# EXERCISE AIM:
Rewrite the data below, from its first line through the line containing "- checkbox[interactable]: [198, 480, 209, 492]", inclusive, as a JSON list of strings with one string per line. Leave out any blank lines.

# RECORDS FOR THIS TASK:

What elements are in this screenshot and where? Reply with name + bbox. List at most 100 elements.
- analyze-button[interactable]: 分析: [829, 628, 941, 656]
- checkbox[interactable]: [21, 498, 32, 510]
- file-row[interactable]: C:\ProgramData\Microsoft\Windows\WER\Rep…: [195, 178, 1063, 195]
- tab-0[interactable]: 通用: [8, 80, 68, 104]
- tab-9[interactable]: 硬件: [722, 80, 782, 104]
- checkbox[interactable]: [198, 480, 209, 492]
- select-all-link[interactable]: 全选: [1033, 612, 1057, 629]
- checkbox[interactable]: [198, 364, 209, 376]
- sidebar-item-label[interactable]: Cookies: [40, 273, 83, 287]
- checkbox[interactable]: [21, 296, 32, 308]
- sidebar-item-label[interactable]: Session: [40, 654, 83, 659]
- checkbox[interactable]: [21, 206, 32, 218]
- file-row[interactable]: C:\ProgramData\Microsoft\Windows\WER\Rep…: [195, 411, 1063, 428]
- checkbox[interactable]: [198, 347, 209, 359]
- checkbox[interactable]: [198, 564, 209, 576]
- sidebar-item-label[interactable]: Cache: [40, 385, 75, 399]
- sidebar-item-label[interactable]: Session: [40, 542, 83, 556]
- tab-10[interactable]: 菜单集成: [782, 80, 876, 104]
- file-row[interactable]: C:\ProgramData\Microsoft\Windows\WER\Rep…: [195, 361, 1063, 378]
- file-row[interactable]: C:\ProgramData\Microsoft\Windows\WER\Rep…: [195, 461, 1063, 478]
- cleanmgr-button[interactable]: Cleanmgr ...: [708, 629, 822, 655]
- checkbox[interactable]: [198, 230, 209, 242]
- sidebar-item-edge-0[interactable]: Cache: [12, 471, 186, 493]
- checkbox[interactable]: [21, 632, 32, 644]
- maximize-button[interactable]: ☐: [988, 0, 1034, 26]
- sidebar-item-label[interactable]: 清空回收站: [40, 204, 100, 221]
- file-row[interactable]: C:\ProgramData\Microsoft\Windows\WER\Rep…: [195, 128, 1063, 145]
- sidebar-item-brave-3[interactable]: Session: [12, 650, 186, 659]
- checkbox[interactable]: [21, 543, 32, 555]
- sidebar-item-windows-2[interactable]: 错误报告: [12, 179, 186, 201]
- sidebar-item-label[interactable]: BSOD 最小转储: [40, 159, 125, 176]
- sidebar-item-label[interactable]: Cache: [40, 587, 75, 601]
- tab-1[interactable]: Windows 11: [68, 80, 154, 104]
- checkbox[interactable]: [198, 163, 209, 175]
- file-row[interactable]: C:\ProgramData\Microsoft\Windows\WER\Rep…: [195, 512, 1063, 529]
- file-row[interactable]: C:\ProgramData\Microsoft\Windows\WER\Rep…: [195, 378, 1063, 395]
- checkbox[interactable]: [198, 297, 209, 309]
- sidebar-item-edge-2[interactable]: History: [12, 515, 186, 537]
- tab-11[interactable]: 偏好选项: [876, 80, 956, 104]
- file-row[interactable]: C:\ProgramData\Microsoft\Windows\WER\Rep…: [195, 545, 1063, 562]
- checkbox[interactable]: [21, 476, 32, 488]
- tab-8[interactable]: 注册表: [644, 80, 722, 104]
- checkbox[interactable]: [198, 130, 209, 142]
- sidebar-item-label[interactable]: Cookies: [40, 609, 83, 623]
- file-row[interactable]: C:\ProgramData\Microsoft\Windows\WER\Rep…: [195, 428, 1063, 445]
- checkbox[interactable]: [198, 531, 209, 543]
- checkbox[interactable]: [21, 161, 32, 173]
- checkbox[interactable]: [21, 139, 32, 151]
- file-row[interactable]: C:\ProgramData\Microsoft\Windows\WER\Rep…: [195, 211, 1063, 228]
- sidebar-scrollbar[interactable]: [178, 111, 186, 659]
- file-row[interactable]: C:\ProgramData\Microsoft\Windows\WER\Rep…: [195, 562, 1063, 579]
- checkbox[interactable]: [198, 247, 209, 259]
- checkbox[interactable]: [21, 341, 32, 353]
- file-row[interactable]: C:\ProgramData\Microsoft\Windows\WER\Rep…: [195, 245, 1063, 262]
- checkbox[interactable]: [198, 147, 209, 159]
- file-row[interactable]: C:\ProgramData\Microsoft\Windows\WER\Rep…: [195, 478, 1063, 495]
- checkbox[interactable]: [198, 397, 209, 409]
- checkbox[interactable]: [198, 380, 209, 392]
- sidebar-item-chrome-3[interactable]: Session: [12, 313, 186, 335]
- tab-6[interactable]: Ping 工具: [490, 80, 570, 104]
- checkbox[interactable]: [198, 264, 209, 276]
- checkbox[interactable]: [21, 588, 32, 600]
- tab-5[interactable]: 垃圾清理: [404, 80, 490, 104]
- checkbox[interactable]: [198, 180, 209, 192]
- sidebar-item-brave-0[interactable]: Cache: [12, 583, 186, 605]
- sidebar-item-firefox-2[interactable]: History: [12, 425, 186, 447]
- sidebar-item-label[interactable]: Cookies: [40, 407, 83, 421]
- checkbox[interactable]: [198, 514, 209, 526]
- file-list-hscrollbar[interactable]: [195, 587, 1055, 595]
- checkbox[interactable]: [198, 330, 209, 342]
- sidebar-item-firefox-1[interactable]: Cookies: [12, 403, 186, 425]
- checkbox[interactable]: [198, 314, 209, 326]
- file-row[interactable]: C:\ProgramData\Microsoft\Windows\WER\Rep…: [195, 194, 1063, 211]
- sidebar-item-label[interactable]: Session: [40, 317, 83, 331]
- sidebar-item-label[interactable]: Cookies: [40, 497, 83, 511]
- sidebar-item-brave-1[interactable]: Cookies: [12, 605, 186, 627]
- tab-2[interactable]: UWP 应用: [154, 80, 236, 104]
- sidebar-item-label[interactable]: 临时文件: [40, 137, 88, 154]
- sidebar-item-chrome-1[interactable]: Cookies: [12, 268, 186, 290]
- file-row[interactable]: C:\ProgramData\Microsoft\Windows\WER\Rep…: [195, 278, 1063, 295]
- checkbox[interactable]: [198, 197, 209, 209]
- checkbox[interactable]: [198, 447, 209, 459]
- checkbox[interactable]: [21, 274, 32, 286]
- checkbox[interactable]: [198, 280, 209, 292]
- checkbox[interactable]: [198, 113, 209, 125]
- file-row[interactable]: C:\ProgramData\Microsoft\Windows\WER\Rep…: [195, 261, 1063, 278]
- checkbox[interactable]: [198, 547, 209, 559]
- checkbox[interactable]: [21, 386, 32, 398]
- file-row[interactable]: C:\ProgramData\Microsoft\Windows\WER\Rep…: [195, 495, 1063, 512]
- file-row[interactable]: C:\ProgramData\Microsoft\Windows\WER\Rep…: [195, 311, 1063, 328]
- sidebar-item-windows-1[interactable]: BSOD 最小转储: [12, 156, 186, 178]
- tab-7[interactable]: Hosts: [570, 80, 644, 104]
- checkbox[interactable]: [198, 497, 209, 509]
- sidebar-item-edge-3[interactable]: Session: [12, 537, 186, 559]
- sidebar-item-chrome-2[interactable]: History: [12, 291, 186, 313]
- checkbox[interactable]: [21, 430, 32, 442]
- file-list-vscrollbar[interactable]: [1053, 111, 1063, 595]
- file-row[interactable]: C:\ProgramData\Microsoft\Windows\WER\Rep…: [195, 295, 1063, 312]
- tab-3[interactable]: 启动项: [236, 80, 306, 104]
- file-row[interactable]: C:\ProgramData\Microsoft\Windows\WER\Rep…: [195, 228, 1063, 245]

# ANSWER TO THE EXERCISE:
[
  "What elements are in this screenshot and where? Reply with name + bbox. List at most 100 elements.",
  "- analyze-button[interactable]: 分析: [829, 628, 941, 656]",
  "- checkbox[interactable]: [21, 498, 32, 510]",
  "- file-row[interactable]: C:\\ProgramData\\Microsoft\\Windows\\WER\\Rep…: [195, 178, 1063, 195]",
  "- tab-0[interactable]: 通用: [8, 80, 68, 104]",
  "- tab-9[interactable]: 硬件: [722, 80, 782, 104]",
  "- checkbox[interactable]: [198, 480, 209, 492]"
]